▶ **Exercise prompt**: Scan the entries and tally the lines that include the string "греч". Reply with the figure alone.

▶ **Records from a collection**:
**********

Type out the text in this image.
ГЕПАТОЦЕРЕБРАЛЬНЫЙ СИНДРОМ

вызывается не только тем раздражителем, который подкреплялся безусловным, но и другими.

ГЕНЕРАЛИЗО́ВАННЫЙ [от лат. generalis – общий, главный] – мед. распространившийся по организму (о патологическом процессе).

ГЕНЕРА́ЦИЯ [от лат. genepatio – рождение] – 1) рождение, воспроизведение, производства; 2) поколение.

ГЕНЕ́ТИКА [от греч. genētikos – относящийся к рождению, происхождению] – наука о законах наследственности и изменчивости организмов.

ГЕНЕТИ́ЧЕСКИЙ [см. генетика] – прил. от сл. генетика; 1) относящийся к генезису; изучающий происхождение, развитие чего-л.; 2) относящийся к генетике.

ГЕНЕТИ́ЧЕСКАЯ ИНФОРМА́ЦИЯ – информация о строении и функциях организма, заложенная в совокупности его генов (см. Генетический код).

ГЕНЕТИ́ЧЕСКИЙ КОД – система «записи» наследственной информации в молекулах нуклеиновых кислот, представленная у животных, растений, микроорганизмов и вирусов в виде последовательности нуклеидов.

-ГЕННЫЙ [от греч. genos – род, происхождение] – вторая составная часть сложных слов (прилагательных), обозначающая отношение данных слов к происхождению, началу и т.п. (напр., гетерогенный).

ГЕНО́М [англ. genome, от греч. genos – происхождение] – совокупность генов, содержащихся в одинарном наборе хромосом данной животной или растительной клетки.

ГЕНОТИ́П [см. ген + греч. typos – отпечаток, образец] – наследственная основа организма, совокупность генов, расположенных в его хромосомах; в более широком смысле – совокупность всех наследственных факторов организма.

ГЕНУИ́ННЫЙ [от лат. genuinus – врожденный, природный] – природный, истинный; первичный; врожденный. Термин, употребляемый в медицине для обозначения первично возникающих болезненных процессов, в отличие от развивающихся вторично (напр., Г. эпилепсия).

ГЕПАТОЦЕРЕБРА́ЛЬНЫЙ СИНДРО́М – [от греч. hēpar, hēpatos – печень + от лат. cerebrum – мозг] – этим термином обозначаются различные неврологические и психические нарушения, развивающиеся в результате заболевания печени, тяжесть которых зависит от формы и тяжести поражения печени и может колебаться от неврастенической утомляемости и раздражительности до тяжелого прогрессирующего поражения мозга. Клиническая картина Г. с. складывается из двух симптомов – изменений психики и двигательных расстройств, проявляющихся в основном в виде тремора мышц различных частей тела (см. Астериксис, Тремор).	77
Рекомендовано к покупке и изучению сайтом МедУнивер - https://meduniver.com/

**********

▶ **Exercise result**: 5